● **The data**:

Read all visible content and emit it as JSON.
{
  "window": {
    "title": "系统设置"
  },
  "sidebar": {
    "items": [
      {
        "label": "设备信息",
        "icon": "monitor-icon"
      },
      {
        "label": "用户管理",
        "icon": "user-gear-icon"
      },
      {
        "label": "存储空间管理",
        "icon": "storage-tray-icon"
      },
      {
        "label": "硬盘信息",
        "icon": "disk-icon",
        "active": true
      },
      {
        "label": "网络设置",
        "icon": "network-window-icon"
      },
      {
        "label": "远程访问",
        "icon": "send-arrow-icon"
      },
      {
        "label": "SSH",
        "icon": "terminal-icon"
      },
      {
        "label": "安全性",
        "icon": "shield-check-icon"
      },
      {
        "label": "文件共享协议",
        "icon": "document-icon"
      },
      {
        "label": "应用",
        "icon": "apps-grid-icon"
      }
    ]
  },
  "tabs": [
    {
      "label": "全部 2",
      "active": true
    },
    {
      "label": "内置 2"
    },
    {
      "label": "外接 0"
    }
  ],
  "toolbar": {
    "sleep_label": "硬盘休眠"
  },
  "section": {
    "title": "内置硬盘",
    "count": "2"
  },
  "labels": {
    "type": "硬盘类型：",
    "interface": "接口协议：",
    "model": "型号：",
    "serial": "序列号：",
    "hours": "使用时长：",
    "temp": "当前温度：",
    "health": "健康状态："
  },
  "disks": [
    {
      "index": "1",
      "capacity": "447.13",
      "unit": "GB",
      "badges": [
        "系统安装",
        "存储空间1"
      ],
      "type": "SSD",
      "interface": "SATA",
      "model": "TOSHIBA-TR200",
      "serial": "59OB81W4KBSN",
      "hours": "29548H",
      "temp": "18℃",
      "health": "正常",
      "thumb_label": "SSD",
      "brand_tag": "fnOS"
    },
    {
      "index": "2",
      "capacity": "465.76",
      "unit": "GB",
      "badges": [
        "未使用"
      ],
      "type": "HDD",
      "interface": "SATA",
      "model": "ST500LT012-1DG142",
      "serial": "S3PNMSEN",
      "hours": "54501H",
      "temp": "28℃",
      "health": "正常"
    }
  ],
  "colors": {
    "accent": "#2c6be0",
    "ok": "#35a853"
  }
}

● **What you have to do**:
Consider the entries above and return each line with the string "serial".

● **Solution to this exercise**:
    "serial": "序列号：",
      "serial": "59OB81W4KBSN",
      "serial": "S3PNMSEN",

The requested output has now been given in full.